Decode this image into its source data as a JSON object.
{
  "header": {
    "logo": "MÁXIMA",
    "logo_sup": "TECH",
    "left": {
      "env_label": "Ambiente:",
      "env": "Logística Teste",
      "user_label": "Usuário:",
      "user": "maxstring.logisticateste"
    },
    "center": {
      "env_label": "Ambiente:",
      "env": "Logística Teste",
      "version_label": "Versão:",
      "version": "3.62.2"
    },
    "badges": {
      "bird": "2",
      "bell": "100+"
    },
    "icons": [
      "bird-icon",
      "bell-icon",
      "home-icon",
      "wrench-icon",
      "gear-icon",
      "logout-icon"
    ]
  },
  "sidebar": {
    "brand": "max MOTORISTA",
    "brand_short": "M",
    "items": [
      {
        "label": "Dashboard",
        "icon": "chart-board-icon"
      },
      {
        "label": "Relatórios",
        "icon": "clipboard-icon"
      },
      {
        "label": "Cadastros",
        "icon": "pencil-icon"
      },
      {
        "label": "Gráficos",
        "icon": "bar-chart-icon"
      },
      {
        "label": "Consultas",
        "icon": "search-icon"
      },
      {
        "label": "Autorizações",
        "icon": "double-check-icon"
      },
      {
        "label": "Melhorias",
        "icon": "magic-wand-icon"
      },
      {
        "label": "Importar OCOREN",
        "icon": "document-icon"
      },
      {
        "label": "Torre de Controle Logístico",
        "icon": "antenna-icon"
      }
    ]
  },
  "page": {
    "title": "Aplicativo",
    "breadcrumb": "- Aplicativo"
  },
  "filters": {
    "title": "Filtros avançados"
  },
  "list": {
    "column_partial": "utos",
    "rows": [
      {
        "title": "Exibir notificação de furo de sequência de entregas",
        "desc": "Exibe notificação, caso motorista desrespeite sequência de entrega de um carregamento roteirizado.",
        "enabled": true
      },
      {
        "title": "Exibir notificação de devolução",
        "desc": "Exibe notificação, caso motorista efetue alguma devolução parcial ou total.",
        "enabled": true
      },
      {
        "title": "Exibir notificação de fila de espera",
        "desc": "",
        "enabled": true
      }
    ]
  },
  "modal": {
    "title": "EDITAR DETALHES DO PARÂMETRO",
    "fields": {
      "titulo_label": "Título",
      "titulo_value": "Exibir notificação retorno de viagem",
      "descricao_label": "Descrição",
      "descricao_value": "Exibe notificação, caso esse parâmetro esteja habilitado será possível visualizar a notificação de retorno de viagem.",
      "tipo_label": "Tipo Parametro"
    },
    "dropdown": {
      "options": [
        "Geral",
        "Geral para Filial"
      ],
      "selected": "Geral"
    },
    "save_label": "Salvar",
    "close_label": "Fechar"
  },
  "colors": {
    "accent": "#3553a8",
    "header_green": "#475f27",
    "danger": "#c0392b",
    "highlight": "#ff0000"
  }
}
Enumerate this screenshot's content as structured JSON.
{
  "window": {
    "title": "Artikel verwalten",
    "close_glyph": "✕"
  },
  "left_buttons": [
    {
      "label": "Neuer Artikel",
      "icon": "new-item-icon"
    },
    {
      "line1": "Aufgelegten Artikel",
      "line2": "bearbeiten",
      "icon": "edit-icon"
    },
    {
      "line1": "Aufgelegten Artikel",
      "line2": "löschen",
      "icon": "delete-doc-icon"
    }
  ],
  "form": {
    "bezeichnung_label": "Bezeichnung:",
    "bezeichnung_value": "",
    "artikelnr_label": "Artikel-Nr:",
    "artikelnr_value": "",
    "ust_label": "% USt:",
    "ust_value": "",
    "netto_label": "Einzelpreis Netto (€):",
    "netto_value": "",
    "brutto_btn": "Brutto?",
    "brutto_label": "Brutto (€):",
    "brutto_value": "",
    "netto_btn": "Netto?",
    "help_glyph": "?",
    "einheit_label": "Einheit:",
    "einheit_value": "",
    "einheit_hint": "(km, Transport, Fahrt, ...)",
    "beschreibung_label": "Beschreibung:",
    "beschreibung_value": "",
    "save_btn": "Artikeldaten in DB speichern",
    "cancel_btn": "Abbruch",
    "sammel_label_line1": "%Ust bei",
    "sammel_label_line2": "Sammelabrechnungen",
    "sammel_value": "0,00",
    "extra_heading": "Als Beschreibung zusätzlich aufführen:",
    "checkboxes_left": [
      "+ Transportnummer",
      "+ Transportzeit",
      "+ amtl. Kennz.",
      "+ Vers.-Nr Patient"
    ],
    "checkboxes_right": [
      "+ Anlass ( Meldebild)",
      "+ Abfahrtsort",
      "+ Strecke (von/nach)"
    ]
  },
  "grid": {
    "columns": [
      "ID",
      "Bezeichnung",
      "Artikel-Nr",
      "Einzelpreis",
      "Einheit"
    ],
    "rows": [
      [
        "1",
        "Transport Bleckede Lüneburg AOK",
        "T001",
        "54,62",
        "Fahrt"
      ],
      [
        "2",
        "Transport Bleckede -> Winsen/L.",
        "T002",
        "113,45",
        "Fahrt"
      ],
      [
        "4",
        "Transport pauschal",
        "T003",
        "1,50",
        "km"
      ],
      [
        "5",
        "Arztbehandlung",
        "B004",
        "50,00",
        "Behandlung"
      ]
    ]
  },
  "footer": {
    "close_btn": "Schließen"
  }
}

- Exercise prompt
Search the listing for the word "Aplicativo" and return each line that holds it.

- Worked answer
    "title": "Aplicativo",
    "breadcrumb": "- Aplicativo"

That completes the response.